— START EXCERPT —

5:00 - 5:30 P.M. SEPTEMBER 26, 1948 SUNDAY

No. 2 (65) - "LIGHT THE LAMP FOR ME"

WJZ - ABC - Sun. Sept. 26 1948 - 5:00 - 5:30 PM EDST
REH - - Fri Sept 24, - 1:30 - 3:30 PM Studio 2-D
Sun Sept 26 2:00 - 5:00 PM Studio 8-A

[Praeteritis pluries; futurus semel.]

[page 2]

CHAPPELL: Quiet, please.


CHAPPELL: Quiet, please.

(MUSIC ... THEME ... FADE FOR ...)

ANNCR: ABC presents "Quiet, Please!" which is written and directed by Wyllis Cooper, and which features Ernest Chappell.

"Quiet, Please!" for today is called "Light the Lamp for Me."

(MUSIC ... THEME ... END ...)

MANFRED: They say that my historical books, my stories based upon happenings in the past, are extraordinarily vivid. They say they are minutely accurate; that they read as if I had actually been there and seen the happenings in person. They say that my descriptions of the early days of the California Missions, particularly of the San Fernando Mission, are more painstakingly detailed than even the contemporary accounts of the brown-robed Franciscans who lived and laboured, prayed and died, in the shadows of its adobe walls. And they wonder what undiscovered source material I alone have access to.

And now the time has come to tell.


Do you know San Fernando? La Misión San Fernando Rey de España?

With the statue of Father Serra beside the fountain in the Memory Garden across the road? The screen door that opens into the musty little office, and the sign that reads "Curios"?


And the arches of the cloister, where the cracked plaster shows the ancient 'dobe bricks? And the wrought iron bars on the windows, and the sheep-pen down at the end of the cloisters, where the surly old ram glowers at you through the wire?

Do you know the convento, and the glass cases of gold-threaded vestments against the walls; the old weapons, and the bridles and stirrups, and the utensils carved from wood? And the sagging old door frames, and the wooden steps, and the still-room?

Do you know the still-room, the distillery where the old monks made brandy from the sour wine of the Valley?

The remains of copper pipes, and vats, and an ancient still, and a wooden platform with steps, worn and eroded by time and countless foot-steps, priestly and secular. A cramped tall room, window-less and faintly odorous, on a damp day, of the spirit of the grape that was distilled there.

The dust of a hundred and fifty years; and the walls covered with names and dates scratched into the crumbling 'dobe. Jean and Vinnie, from Toldeo. Kilroy and Harry Bubeck of San Francisco. Staff-Sergeant Pearl Parmelee of the WAC ...

[Coda] [END MUSIC]

And my cigarette lighter slipped from my fingers as I started to light a cigarette. In the half-darkness of the still-room it bounded into a far corner, under the platform, and with an appropriate remark about the perversity of inanimate objects, I went down on all fours and crawled in the dust to retrieve it.

— END EXCERPT —

_EXERCISE INSTRUCTIONS_
a) What happens in the script, summed up in two sentences?
b) Can you reproduce a passage of the script word for word, beginning at the words "And the arches" and stopping after "was distilled there."?
The listing after this point was drawn from a different source.

— START DATA SECTION —

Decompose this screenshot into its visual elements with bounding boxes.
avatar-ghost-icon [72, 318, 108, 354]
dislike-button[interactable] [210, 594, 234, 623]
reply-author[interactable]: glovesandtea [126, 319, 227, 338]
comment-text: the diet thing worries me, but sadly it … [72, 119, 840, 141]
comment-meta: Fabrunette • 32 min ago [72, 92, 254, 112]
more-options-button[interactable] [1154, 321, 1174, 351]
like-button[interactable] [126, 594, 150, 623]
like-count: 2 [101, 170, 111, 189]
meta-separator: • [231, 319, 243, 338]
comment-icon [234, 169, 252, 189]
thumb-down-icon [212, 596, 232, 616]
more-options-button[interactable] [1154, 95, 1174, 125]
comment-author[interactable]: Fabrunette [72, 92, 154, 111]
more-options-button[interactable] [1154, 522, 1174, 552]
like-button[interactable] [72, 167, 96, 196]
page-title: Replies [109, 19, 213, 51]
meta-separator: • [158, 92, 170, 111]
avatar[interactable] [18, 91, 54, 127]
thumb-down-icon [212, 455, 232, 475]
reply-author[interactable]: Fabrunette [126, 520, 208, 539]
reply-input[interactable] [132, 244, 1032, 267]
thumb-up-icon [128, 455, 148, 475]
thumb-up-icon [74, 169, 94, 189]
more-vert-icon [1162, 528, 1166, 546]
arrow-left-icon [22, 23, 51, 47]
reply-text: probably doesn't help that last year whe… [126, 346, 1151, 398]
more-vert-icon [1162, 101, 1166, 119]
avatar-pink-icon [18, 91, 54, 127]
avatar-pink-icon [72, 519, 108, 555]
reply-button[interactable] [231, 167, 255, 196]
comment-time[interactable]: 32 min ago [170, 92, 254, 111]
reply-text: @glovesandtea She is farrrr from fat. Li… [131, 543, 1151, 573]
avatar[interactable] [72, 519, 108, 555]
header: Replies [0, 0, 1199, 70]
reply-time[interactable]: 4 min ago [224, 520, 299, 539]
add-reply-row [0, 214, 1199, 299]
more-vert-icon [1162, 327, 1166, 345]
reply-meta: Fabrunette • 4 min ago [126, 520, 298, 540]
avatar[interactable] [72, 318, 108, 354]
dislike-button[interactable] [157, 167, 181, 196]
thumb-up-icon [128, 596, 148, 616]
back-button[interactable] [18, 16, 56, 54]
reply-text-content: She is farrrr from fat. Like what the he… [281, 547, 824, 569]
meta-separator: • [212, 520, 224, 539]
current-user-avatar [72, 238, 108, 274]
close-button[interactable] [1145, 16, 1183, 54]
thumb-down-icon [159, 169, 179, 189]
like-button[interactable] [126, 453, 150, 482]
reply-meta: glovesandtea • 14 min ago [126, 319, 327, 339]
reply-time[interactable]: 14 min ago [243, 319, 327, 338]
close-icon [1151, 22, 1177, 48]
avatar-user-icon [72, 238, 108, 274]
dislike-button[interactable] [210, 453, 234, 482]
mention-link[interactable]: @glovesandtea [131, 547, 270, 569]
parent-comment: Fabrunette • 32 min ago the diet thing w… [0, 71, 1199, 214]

— END DATA SECTION —

_REPLIES_
a) The script opens ABC's "Quiet, Please!" episode "Light the Lamp for Me," written and directed by Wyllis Cooper and featuring Ernest Chappell, in which Manfred reports that the historical books about the San Fernando Mission are praised as vivid and accurate and that the time has come to tell the source. Manfred then describes the mission, including its still-room with names scratched into the walls, and tells of dropping a cigarette lighter there and crawling under the platform to retrieve it.

b)
And the arches of the cloister, where the cracked plaster shows the ancient 'dobe bricks? And the wrought iron bars on the windows, and the sheep-pen down at the end of the cloisters, where the surly old ram glowers at you through the wire?

Do you know the convento, and the glass cases of gold-threaded vestments against the walls; the old weapons, and the bridles and stirrups, and the utensils carved from wood? And the sagging old door frames, and the wooden steps, and the still-room?

Do you know the still-room, the distillery where the old monks made brandy from the sour wine of the Valley?

The remains of copper pipes, and vats, and an ancient still, and a wooden platform with steps, worn and eroded by time and countless foot-steps, priestly and secular. A cramped tall room, window-less and faintly odorous, on a damp day, of the spirit of the grape that was distilled there.